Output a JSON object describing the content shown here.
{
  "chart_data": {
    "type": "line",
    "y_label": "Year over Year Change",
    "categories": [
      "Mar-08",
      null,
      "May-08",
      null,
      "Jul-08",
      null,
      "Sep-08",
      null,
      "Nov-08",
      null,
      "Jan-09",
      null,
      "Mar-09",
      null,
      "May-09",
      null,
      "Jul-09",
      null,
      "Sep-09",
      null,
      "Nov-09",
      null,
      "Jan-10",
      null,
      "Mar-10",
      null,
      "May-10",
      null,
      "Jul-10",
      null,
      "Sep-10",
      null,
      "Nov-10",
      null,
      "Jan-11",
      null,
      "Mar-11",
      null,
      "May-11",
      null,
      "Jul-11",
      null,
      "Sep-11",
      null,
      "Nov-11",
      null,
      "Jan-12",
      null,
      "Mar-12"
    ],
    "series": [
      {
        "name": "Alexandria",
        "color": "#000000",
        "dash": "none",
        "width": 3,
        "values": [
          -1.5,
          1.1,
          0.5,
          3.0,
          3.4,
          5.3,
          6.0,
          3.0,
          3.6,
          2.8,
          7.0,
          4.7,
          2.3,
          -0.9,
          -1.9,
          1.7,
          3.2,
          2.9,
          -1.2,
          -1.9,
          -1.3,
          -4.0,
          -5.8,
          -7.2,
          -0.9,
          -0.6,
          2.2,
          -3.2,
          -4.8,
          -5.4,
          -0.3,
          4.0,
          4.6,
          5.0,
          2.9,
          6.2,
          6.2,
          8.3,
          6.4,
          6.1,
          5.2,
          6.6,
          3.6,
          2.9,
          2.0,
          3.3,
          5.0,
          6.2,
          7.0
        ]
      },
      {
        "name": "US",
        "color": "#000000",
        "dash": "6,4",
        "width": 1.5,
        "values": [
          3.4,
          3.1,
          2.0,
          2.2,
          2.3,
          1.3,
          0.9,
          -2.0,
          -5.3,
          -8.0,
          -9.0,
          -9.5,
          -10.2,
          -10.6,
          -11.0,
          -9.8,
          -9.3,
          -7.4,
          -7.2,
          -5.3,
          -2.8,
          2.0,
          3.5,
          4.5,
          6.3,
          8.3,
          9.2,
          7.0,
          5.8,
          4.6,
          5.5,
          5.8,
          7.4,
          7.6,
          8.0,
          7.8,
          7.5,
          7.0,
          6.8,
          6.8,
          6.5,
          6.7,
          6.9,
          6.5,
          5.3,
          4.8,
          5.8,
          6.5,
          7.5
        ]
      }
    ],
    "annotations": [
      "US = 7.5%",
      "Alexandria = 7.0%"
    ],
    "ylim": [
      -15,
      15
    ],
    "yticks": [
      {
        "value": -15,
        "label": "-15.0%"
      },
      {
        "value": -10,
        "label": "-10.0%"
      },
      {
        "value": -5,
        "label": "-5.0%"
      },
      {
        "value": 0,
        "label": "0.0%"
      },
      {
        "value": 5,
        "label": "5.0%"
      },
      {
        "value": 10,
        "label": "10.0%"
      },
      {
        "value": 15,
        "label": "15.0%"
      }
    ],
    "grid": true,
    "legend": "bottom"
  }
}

** To be done **
Return the whole listing exactly, with every line included.

** Expected answer **
Output a JSON object describing the content shown here.
{
  "chart_data": {
    "type": "line",
    "y_label": "Year over Year Change",
    "categories": [
      "Mar-08",
      null,
      "May-08",
      null,
      "Jul-08",
      null,
      "Sep-08",
      null,
      "Nov-08",
      null,
      "Jan-09",
      null,
      "Mar-09",
      null,
      "May-09",
      null,
      "Jul-09",
      null,
      "Sep-09",
      null,
      "Nov-09",
      null,
      "Jan-10",
      null,
      "Mar-10",
      null,
      "May-10",
      null,
      "Jul-10",
      null,
      "Sep-10",
      null,
      "Nov-10",
      null,
      "Jan-11",
      null,
      "Mar-11",
      null,
      "May-11",
      null,
      "Jul-11",
      null,
      "Sep-11",
      null,
      "Nov-11",
      null,
      "Jan-12",
      null,
      "Mar-12"
    ],
    "series": [
      {
        "name": "Alexandria",
        "color": "#000000",
        "dash": "none",
        "width": 3,
        "values": [
          -1.5,
          1.1,
          0.5,
          3.0,
          3.4,
          5.3,
          6.0,
          3.0,
          3.6,
          2.8,
          7.0,
          4.7,
          2.3,
          -0.9,
          -1.9,
          1.7,
          3.2,
          2.9,
          -1.2,
          -1.9,
          -1.3,
          -4.0,
          -5.8,
          -7.2,
          -0.9,
          -0.6,
          2.2,
          -3.2,
          -4.8,
          -5.4,
          -0.3,
          4.0,
          4.6,
          5.0,
          2.9,
          6.2,
          6.2,
          8.3,
          6.4,
          6.1,
          5.2,
          6.6,
          3.6,
          2.9,
          2.0,
          3.3,
          5.0,
          6.2,
          7.0
        ]
      },
      {
        "name": "US",
        "color": "#000000",
        "dash": "6,4",
        "width": 1.5,
        "values": [
          3.4,
          3.1,
          2.0,
          2.2,
          2.3,
          1.3,
          0.9,
          -2.0,
          -5.3,
          -8.0,
          -9.0,
          -9.5,
          -10.2,
          -10.6,
          -11.0,
          -9.8,
          -9.3,
          -7.4,
          -7.2,
          -5.3,
          -2.8,
          2.0,
          3.5,
          4.5,
          6.3,
          8.3,
          9.2,
          7.0,
          5.8,
          4.6,
          5.5,
          5.8,
          7.4,
          7.6,
          8.0,
          7.8,
          7.5,
          7.0,
          6.8,
          6.8,
          6.5,
          6.7,
          6.9,
          6.5,
          5.3,
          4.8,
          5.8,
          6.5,
          7.5
        ]
      }
    ],
    "annotations": [
      "US = 7.5%",
      "Alexandria = 7.0%"
    ],
    "ylim": [
      -15,
      15
    ],
    "yticks": [
      {
        "value": -15,
        "label": "-15.0%"
      },
      {
        "value": -10,
        "label": "-10.0%"
      },
      {
        "value": -5,
        "label": "-5.0%"
      },
      {
        "value": 0,
        "label": "0.0%"
      },
      {
        "value": 5,
        "label": "5.0%"
      },
      {
        "value": 10,
        "label": "10.0%"
      },
      {
        "value": 15,
        "label": "15.0%"
      }
    ],
    "grid": true,
    "legend": "bottom"
  }
}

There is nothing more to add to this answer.